◆ Saved entries
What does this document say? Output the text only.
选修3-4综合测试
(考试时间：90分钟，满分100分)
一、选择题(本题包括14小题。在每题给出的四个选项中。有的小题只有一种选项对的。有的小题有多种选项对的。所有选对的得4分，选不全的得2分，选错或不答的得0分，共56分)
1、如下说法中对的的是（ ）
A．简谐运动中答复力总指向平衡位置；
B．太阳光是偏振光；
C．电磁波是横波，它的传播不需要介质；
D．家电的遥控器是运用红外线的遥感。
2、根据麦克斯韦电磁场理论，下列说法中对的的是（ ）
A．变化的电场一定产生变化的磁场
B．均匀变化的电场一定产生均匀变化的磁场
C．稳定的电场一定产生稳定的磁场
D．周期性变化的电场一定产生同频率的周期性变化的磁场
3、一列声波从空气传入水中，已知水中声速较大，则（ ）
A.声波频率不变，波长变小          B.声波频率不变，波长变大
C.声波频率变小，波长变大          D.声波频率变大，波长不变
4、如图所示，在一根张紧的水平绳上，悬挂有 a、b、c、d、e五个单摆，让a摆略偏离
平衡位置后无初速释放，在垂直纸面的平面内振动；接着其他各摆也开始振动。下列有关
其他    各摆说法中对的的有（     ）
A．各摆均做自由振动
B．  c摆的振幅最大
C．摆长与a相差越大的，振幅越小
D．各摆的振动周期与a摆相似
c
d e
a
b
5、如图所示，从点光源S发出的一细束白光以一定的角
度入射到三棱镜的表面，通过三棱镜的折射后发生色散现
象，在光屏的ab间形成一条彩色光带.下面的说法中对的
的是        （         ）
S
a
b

◆ Exercise
Output all of the data again, exactly.

◆ Response for this exercise
What does this document say? Output the text only.
选修3-4综合测试
(考试时间：90分钟，满分100分)
一、选择题(本题包括14小题。在每题给出的四个选项中。有的小题只有一种选项对的。有的小题有多种选项对的。所有选对的得4分，选不全的得2分，选错或不答的得0分，共56分)
1、如下说法中对的的是（ ）
A．简谐运动中答复力总指向平衡位置；
B．太阳光是偏振光；
C．电磁波是横波，它的传播不需要介质；
D．家电的遥控器是运用红外线的遥感。
2、根据麦克斯韦电磁场理论，下列说法中对的的是（ ）
A．变化的电场一定产生变化的磁场
B．均匀变化的电场一定产生均匀变化的磁场
C．稳定的电场一定产生稳定的磁场
D．周期性变化的电场一定产生同频率的周期性变化的磁场
3、一列声波从空气传入水中，已知水中声速较大，则（ ）
A.声波频率不变，波长变小          B.声波频率不变，波长变大
C.声波频率变小，波长变大          D.声波频率变大，波长不变
4、如图所示，在一根张紧的水平绳上，悬挂有 a、b、c、d、e五个单摆，让a摆略偏离
平衡位置后无初速释放，在垂直纸面的平面内振动；接着其他各摆也开始振动。下列有关
其他    各摆说法中对的的有（     ）
A．各摆均做自由振动
B．  c摆的振幅最大
C．摆长与a相差越大的，振幅越小
D．各摆的振动周期与a摆相似
c
d e
a
b
5、如图所示，从点光源S发出的一细束白光以一定的角
度入射到三棱镜的表面，通过三棱镜的折射后发生色散现
象，在光屏的ab间形成一条彩色光带.下面的说法中对的
的是        （         ）
S
a
b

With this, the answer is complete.